» Records shown

□ □ □ □ □ □ □

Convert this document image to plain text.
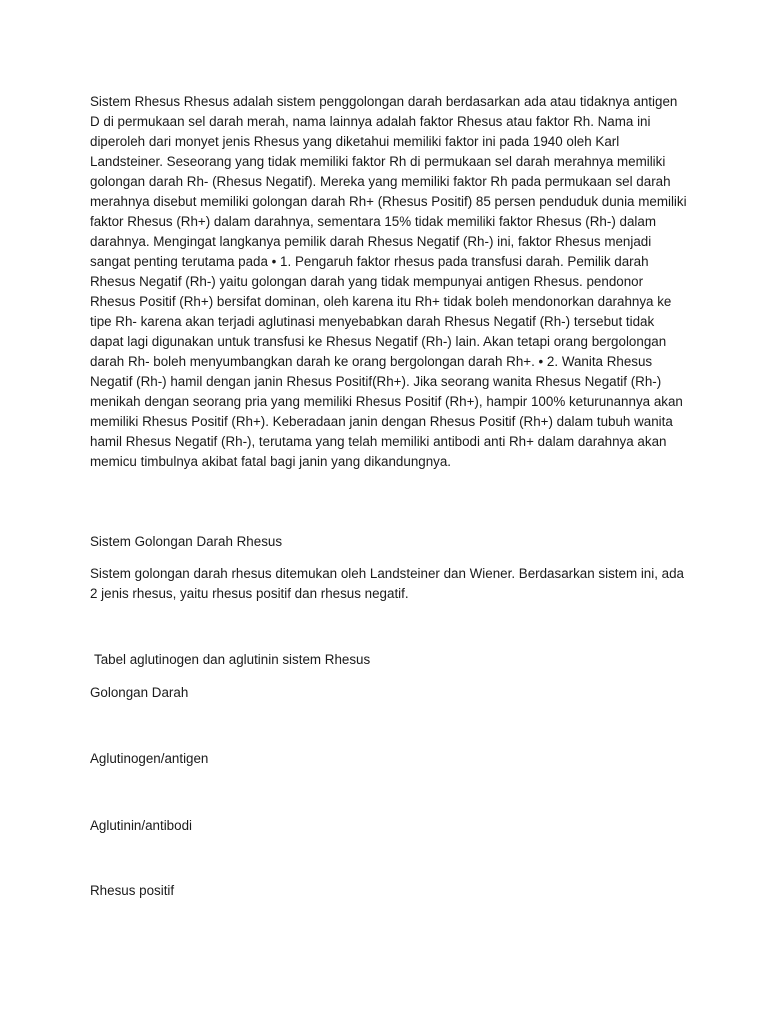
Sistem Rhesus Rhesus adalah sistem penggolongan darah berdasarkan ada atau tidaknya antigen D di permukaan sel darah merah, nama lainnya adalah faktor Rhesus atau faktor Rh. Nama ini diperoleh dari monyet jenis Rhesus yang diketahui memiliki faktor ini pada 1940 oleh Karl Landsteiner. Seseorang yang tidak memiliki faktor Rh di permukaan sel darah merahnya memiliki golongan darah Rh- (Rhesus Negatif). Mereka yang memiliki faktor Rh pada permukaan sel darah merahnya disebut memiliki golongan darah Rh+ (Rhesus Positif) 85 persen penduduk dunia memiliki faktor Rhesus (Rh+) dalam darahnya, sementara 15% tidak memiliki faktor Rhesus (Rh-) dalam darahnya. Mengingat langkanya pemilik darah Rhesus Negatif (Rh-) ini, faktor Rhesus menjadi sangat penting terutama pada • 1. Pengaruh faktor rhesus pada transfusi darah. Pemilik darah Rhesus Negatif (Rh-) yaitu golongan darah yang tidak mempunyai antigen Rhesus. pendonor Rhesus Positif (Rh+) bersifat dominan, oleh karena itu Rh+ tidak boleh mendonorkan darahnya ke tipe Rh- karena akan terjadi aglutinasi menyebabkan darah Rhesus Negatif (Rh-) tersebut tidak dapat lagi digunakan untuk transfusi ke Rhesus Negatif (Rh-) lain. Akan tetapi orang bergolongan darah Rh- boleh menyumbangkan darah ke orang bergolongan darah Rh+. • 2. Wanita Rhesus Negatif (Rh-) hamil dengan janin Rhesus Positif(Rh+). Jika seorang wanita Rhesus Negatif (Rh-) menikah dengan seorang pria yang memiliki Rhesus Positif (Rh+), hampir 100% keturunannya akan memiliki Rhesus Positif (Rh+). Keberadaan janin dengan Rhesus Positif (Rh+) dalam tubuh wanita hamil Rhesus Negatif (Rh-), terutama yang telah memiliki antibodi anti Rh+ dalam darahnya akan memicu timbulnya akibat fatal bagi janin yang dikandungnya.

Sistem Golongan Darah Rhesus

Sistem golongan darah rhesus ditemukan oleh Landsteiner dan Wiener. Berdasarkan sistem ini, ada 2 jenis rhesus, yaitu rhesus positif dan rhesus negatif.

Tabel aglutinogen dan aglutinin sistem Rhesus

Golongan Darah

Aglutinogen/antigen

Aglutinin/antibodi

Rhesus positif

□ □ □ □ □ □ □

» Requirement
Output the whole listing exactly. Pictures stay out.

» Completed exercise
Convert this document image to plain text.
Sistem Rhesus Rhesus adalah sistem penggolongan darah berdasarkan ada atau tidaknya antigen D di permukaan sel darah merah, nama lainnya adalah faktor Rhesus atau faktor Rh. Nama ini diperoleh dari monyet jenis Rhesus yang diketahui memiliki faktor ini pada 1940 oleh Karl Landsteiner. Seseorang yang tidak memiliki faktor Rh di permukaan sel darah merahnya memiliki golongan darah Rh- (Rhesus Negatif). Mereka yang memiliki faktor Rh pada permukaan sel darah merahnya disebut memiliki golongan darah Rh+ (Rhesus Positif) 85 persen penduduk dunia memiliki faktor Rhesus (Rh+) dalam darahnya, sementara 15% tidak memiliki faktor Rhesus (Rh-) dalam darahnya. Mengingat langkanya pemilik darah Rhesus Negatif (Rh-) ini, faktor Rhesus menjadi sangat penting terutama pada • 1. Pengaruh faktor rhesus pada transfusi darah. Pemilik darah Rhesus Negatif (Rh-) yaitu golongan darah yang tidak mempunyai antigen Rhesus. pendonor Rhesus Positif (Rh+) bersifat dominan, oleh karena itu Rh+ tidak boleh mendonorkan darahnya ke tipe Rh- karena akan terjadi aglutinasi menyebabkan darah Rhesus Negatif (Rh-) tersebut tidak dapat lagi digunakan untuk transfusi ke Rhesus Negatif (Rh-) lain. Akan tetapi orang bergolongan darah Rh- boleh menyumbangkan darah ke orang bergolongan darah Rh+. • 2. Wanita Rhesus Negatif (Rh-) hamil dengan janin Rhesus Positif(Rh+). Jika seorang wanita Rhesus Negatif (Rh-) menikah dengan seorang pria yang memiliki Rhesus Positif (Rh+), hampir 100% keturunannya akan memiliki Rhesus Positif (Rh+). Keberadaan janin dengan Rhesus Positif (Rh+) dalam tubuh wanita hamil Rhesus Negatif (Rh-), terutama yang telah memiliki antibodi anti Rh+ dalam darahnya akan memicu timbulnya akibat fatal bagi janin yang dikandungnya.

Sistem Golongan Darah Rhesus

Sistem golongan darah rhesus ditemukan oleh Landsteiner dan Wiener. Berdasarkan sistem ini, ada 2 jenis rhesus, yaitu rhesus positif dan rhesus negatif.

Tabel aglutinogen dan aglutinin sistem Rhesus

Golongan Darah

Aglutinogen/antigen

Aglutinin/antibodi

Rhesus positif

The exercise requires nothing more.